Counting only lines that hold "เขตพญาไท", give the total and nothing more.

━━━━━━━━

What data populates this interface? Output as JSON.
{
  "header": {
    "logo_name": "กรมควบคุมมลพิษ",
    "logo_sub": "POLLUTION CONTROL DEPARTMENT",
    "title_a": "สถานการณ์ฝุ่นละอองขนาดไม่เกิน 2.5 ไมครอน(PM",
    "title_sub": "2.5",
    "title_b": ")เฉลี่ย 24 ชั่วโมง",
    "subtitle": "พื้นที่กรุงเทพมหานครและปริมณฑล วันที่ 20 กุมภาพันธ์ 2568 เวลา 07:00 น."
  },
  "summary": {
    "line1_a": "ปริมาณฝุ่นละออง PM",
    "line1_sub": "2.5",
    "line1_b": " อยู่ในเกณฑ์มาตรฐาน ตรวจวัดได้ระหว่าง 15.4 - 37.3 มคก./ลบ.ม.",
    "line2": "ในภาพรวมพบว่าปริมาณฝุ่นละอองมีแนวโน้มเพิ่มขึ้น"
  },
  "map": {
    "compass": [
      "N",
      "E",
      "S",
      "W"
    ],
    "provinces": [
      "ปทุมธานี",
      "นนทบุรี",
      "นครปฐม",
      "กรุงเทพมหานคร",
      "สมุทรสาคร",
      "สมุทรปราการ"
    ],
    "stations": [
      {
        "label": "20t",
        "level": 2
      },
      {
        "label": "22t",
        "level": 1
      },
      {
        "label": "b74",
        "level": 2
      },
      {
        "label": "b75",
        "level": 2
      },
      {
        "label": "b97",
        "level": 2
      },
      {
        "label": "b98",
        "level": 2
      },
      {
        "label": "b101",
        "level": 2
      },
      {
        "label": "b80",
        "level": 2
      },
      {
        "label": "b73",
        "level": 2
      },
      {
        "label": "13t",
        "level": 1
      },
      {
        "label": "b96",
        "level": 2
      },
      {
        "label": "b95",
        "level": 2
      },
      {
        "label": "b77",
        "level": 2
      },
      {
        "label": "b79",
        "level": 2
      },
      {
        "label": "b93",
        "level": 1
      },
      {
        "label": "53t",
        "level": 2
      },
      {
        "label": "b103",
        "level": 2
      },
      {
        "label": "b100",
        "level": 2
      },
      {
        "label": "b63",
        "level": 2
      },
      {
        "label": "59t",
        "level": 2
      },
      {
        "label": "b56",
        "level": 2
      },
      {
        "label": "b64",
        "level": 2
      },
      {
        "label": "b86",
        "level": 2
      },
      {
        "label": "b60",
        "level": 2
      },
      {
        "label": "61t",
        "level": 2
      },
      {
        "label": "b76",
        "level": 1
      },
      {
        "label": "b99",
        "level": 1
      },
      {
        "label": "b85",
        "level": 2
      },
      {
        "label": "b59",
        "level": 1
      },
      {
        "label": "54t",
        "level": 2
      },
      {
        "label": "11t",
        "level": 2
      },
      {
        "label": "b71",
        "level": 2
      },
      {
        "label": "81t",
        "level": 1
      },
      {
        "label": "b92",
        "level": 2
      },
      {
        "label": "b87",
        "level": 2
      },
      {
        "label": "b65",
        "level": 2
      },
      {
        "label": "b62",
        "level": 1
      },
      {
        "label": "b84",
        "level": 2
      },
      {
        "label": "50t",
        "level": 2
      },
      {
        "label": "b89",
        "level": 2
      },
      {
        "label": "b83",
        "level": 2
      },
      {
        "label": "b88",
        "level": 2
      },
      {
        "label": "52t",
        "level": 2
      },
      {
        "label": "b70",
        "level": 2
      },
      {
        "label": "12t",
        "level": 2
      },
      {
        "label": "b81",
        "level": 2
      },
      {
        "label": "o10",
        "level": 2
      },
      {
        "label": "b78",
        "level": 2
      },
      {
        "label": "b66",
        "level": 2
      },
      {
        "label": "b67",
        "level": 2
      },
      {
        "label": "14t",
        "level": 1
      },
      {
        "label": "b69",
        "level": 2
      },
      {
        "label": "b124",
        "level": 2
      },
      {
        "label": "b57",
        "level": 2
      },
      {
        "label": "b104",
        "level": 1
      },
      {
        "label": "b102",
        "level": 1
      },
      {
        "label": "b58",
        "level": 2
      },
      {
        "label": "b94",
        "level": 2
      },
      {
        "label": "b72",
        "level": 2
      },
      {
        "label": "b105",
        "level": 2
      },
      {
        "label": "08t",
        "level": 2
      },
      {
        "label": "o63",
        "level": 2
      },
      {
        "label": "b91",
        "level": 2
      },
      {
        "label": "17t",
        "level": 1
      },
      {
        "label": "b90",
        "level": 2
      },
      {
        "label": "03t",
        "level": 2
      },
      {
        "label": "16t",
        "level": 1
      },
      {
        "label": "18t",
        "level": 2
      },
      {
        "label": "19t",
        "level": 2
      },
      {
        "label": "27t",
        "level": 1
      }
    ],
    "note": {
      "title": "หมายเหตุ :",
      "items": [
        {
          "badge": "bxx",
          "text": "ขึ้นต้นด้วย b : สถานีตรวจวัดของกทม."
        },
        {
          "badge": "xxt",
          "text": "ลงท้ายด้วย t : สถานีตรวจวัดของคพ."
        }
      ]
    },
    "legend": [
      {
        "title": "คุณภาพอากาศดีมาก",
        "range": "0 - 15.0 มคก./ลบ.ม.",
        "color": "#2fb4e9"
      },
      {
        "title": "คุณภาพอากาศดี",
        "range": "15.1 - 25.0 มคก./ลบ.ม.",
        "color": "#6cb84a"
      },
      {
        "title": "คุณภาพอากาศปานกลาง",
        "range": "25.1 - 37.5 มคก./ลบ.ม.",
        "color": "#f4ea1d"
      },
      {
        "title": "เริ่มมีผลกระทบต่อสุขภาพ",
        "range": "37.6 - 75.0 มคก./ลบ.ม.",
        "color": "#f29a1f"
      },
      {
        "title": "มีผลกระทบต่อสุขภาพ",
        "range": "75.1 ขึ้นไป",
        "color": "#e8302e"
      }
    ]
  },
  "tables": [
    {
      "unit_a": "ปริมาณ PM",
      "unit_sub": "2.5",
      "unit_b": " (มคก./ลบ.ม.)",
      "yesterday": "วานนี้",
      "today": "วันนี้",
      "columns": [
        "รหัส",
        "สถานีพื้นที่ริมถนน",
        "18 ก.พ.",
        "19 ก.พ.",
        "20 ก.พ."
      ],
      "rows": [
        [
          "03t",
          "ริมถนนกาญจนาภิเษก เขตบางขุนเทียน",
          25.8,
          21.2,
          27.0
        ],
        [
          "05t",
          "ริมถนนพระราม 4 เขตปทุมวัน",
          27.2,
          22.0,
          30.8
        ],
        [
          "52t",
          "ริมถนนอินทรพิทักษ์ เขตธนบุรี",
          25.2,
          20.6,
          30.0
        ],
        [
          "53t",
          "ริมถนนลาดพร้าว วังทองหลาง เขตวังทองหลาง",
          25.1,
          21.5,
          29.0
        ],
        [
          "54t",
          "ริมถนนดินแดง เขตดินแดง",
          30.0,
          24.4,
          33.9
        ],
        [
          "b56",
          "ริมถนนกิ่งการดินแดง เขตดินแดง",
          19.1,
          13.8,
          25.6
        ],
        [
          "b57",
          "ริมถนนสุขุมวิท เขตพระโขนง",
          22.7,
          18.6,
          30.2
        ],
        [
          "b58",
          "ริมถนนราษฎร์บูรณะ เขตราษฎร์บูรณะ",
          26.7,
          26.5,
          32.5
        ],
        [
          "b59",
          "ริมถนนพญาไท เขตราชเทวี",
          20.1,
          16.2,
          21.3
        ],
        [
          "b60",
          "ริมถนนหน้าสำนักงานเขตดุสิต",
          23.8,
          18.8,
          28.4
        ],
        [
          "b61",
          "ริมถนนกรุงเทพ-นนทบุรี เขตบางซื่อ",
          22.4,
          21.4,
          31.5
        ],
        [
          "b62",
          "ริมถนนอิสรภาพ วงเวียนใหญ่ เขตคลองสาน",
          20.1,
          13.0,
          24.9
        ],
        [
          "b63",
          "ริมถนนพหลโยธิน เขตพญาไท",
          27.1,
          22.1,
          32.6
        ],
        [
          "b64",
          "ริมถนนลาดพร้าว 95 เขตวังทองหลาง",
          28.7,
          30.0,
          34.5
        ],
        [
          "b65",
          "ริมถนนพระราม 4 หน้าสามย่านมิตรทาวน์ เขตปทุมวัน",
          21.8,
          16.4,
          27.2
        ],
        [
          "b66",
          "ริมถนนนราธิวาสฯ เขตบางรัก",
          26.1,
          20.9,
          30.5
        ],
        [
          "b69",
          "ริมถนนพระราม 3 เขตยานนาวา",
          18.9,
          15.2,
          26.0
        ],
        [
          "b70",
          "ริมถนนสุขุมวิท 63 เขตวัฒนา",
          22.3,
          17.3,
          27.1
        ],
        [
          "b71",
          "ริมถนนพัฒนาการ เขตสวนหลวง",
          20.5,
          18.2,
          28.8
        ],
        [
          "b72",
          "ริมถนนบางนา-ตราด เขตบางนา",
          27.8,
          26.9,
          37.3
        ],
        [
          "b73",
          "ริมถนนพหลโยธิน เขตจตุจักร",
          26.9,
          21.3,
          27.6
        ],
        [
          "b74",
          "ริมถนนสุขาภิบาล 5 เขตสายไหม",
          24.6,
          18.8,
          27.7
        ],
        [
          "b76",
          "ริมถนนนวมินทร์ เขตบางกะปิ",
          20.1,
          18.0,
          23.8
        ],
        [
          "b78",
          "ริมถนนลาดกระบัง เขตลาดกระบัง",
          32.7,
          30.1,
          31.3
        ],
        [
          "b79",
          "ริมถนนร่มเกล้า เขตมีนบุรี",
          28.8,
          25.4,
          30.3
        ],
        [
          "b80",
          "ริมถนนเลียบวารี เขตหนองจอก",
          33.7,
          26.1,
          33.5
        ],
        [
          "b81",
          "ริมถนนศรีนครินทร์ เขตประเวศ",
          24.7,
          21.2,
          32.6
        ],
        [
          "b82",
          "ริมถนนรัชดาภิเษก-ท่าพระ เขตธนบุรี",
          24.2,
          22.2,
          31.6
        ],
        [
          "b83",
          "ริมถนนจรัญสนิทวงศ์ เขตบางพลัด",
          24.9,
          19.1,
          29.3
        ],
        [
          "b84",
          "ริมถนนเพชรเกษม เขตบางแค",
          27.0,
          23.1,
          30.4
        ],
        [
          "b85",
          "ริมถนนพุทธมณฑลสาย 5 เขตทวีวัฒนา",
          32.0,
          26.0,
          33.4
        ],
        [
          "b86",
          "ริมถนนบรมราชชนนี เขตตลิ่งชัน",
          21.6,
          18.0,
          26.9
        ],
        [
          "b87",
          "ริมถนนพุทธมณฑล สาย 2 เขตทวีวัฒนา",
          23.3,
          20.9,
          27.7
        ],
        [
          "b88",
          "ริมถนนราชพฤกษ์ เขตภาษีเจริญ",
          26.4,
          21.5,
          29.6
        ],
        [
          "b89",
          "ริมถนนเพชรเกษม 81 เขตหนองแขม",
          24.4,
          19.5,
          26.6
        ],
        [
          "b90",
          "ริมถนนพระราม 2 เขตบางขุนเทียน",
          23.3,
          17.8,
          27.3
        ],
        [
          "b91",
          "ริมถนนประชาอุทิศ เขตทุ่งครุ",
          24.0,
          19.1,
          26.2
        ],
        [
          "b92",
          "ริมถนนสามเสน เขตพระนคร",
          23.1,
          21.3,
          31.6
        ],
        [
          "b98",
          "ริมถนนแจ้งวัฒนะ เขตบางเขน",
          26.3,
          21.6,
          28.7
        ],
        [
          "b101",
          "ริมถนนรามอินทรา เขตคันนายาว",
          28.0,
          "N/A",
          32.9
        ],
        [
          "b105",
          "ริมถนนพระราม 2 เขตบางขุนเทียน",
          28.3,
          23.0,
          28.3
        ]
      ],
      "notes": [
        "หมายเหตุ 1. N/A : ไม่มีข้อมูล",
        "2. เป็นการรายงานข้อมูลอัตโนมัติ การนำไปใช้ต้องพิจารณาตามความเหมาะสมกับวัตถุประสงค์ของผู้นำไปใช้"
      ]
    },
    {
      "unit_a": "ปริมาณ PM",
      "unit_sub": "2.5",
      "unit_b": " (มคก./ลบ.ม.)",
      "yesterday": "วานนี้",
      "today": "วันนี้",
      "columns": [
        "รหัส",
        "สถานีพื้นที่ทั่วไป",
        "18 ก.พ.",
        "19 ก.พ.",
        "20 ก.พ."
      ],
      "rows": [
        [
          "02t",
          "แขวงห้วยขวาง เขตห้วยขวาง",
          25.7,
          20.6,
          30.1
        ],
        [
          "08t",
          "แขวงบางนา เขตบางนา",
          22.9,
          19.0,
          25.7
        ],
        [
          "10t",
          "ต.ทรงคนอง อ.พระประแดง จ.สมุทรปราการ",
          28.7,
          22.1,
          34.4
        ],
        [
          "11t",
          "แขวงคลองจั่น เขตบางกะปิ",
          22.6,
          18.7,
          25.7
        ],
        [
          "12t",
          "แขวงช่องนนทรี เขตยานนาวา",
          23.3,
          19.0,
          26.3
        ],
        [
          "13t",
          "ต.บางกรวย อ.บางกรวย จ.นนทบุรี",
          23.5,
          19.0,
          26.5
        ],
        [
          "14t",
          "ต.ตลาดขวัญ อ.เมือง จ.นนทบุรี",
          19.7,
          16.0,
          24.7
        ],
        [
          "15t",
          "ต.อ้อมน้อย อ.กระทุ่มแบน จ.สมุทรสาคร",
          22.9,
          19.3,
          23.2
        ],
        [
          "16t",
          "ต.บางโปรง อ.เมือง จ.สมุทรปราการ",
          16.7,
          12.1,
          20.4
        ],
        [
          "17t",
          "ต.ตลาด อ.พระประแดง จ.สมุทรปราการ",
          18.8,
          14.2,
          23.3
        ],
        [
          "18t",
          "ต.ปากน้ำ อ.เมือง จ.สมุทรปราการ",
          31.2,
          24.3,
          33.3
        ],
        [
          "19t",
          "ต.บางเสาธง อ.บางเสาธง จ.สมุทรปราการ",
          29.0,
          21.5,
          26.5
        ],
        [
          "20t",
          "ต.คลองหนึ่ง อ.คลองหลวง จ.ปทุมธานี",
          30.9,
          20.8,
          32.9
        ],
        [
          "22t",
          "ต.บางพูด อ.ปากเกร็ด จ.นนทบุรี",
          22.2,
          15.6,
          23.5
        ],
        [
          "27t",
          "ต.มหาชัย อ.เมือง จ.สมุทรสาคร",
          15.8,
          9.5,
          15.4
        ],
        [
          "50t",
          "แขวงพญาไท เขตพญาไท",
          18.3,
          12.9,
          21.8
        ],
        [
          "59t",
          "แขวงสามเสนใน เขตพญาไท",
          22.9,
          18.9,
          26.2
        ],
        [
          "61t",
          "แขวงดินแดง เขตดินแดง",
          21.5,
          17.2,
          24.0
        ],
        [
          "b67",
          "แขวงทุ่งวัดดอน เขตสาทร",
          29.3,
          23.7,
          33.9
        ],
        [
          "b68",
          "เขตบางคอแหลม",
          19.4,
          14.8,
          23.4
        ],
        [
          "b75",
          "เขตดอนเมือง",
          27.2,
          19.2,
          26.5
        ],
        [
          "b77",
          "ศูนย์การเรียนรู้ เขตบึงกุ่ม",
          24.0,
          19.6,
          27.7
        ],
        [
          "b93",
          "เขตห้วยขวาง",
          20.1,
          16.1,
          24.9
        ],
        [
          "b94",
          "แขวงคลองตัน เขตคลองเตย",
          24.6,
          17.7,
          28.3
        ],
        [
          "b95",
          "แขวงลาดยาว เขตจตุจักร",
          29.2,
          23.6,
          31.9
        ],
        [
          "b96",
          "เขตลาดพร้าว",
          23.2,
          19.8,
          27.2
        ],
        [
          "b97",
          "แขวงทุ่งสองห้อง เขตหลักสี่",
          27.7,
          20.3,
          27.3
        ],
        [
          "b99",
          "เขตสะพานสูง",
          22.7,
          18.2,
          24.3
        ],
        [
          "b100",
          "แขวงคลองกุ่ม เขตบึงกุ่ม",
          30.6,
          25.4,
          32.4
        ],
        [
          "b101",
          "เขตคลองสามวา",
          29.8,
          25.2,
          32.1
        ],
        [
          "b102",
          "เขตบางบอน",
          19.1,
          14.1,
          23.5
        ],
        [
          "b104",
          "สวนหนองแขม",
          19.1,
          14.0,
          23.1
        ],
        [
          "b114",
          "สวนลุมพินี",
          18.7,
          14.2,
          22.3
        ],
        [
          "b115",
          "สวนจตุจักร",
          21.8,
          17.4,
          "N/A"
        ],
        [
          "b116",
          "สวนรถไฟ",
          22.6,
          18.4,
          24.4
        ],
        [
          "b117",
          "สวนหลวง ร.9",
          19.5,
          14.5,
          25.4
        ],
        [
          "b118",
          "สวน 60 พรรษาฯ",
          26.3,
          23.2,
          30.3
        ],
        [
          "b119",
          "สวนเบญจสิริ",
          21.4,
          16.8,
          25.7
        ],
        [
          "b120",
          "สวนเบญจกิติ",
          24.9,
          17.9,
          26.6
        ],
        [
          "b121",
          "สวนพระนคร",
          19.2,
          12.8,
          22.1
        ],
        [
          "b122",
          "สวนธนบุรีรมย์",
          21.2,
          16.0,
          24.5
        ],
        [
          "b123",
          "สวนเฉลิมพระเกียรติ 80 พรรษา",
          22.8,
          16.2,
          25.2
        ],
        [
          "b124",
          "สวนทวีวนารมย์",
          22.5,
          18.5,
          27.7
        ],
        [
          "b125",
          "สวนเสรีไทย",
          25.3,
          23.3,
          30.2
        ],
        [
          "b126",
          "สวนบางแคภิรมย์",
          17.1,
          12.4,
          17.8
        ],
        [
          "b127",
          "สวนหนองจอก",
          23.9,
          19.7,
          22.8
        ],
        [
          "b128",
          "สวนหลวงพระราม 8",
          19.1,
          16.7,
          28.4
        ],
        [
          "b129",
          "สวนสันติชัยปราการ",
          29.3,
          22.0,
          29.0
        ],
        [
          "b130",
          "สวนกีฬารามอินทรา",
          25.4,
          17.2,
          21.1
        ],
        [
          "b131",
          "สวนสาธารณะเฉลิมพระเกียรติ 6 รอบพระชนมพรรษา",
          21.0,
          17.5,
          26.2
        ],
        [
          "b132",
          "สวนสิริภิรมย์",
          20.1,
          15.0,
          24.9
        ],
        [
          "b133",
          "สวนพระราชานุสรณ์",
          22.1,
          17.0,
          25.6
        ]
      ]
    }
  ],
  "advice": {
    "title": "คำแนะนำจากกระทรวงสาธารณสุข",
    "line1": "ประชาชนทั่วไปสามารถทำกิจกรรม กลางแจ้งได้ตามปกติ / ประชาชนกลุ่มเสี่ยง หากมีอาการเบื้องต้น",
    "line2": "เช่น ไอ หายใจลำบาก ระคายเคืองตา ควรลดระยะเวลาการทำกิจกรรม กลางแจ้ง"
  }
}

━━━━━━━━

EXERCISE ANSWER - 3